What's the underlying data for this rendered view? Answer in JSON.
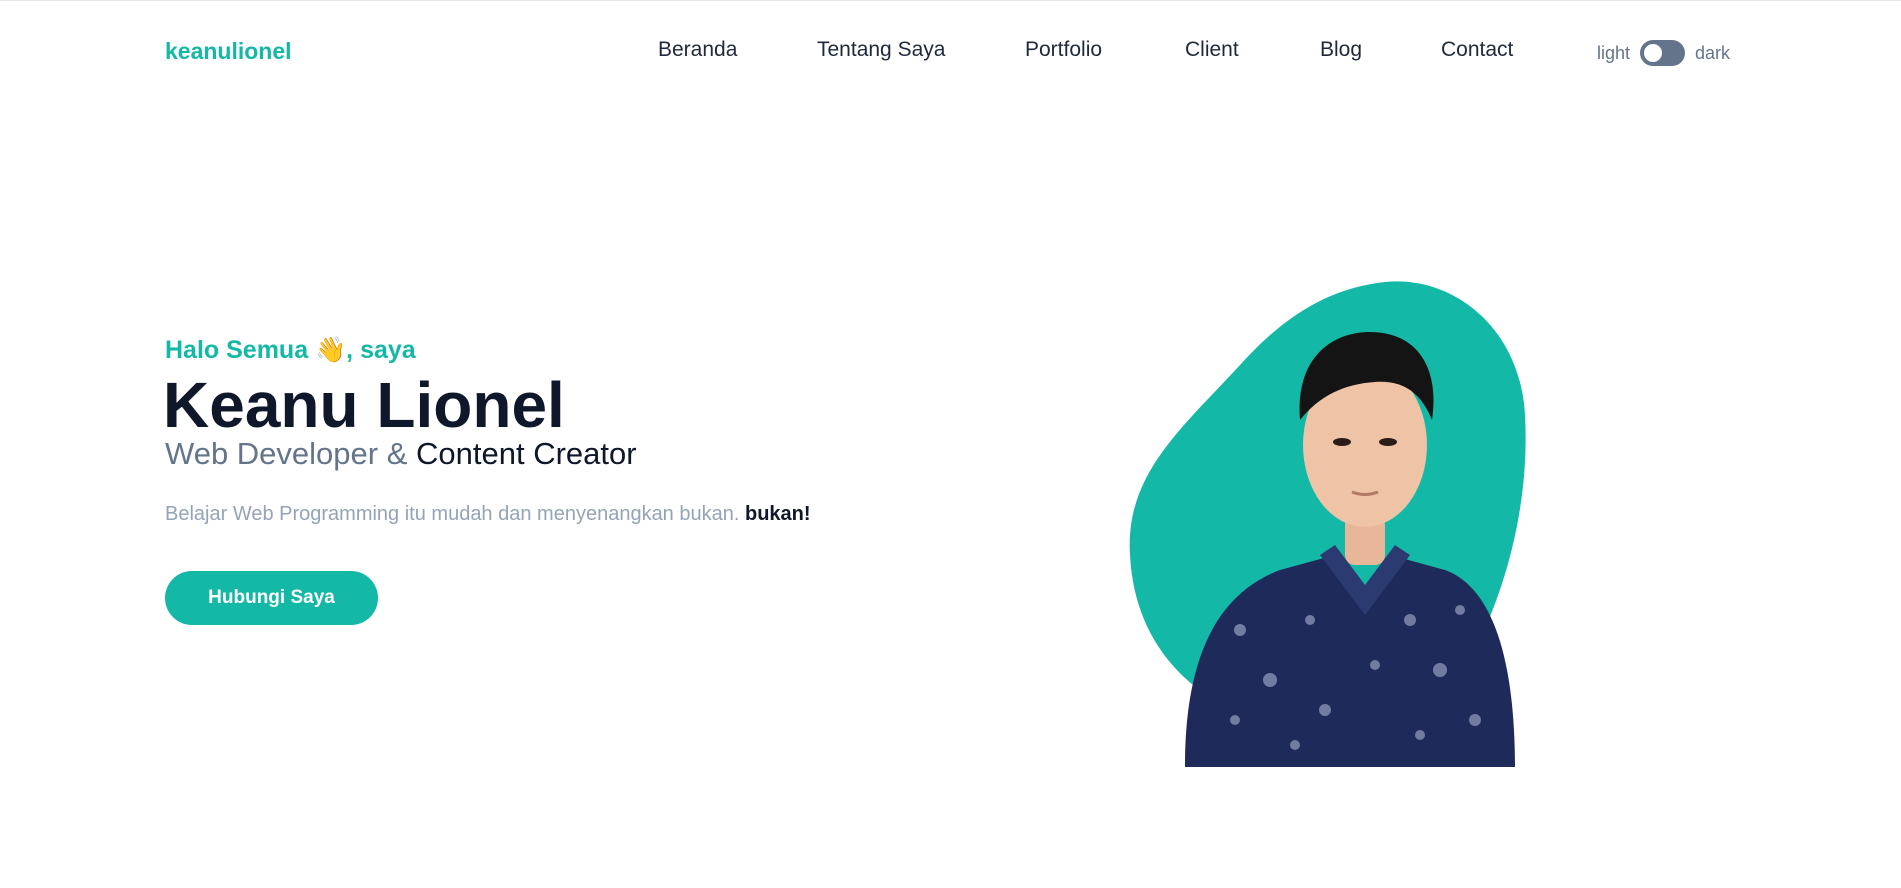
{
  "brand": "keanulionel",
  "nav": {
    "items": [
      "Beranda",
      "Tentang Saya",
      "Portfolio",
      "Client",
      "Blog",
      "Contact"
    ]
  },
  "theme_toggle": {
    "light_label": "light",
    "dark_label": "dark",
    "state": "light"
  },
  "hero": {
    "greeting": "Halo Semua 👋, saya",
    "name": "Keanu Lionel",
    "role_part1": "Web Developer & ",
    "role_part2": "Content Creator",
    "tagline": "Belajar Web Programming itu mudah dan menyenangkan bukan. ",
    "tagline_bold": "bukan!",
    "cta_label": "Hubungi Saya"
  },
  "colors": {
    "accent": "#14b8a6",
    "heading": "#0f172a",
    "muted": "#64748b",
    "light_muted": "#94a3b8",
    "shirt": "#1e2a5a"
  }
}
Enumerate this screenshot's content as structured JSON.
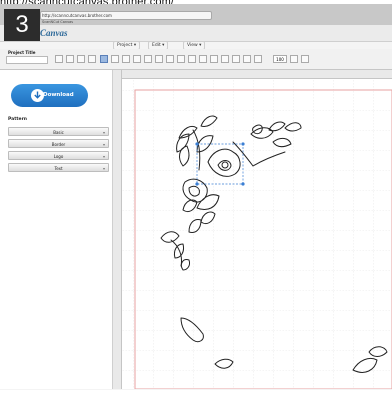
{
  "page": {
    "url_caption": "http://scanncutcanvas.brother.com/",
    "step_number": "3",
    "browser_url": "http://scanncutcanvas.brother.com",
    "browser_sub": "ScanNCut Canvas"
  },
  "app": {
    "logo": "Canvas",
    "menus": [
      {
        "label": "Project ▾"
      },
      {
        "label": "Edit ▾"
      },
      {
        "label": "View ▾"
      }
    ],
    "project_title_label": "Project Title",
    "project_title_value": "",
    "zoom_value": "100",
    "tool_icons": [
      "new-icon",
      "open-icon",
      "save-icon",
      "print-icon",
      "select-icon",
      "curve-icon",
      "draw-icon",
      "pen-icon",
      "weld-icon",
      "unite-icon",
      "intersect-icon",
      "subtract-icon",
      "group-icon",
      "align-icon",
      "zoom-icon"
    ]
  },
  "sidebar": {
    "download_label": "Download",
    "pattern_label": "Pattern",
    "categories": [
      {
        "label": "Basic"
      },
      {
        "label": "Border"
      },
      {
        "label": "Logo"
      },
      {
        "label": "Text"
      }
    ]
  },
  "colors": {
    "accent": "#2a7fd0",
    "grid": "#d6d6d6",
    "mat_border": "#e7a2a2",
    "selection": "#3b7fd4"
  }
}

----

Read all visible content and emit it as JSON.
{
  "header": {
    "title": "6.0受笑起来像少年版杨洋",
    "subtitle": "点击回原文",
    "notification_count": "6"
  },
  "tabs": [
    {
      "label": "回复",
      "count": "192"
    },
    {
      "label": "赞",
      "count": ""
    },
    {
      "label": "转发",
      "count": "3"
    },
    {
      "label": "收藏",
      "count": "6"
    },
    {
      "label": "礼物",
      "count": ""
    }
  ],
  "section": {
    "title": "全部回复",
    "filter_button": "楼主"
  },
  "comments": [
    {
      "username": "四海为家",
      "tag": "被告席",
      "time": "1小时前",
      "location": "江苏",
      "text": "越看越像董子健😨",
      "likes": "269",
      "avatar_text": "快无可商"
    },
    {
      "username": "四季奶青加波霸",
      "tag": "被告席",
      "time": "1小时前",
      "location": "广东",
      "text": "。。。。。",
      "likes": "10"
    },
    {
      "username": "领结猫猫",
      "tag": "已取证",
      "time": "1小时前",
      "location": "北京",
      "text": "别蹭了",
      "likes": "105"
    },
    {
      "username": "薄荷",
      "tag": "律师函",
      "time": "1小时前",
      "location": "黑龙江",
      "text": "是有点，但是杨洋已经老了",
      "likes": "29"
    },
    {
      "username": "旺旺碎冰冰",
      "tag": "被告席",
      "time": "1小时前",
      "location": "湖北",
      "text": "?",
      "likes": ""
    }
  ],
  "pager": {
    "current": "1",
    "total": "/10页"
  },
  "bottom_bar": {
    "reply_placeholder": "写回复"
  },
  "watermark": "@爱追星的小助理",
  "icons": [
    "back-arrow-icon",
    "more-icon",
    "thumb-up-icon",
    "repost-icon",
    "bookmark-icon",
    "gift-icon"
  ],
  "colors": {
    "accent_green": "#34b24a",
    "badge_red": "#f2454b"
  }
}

----

#### Challenge
Using the entries above, return each line in which the word "JSON" occurs.

#### The response
What's the underlying data for this rendered view? Answer in JSON.
Enumerate this screenshot's content as structured JSON.
Read all visible content and emit it as JSON.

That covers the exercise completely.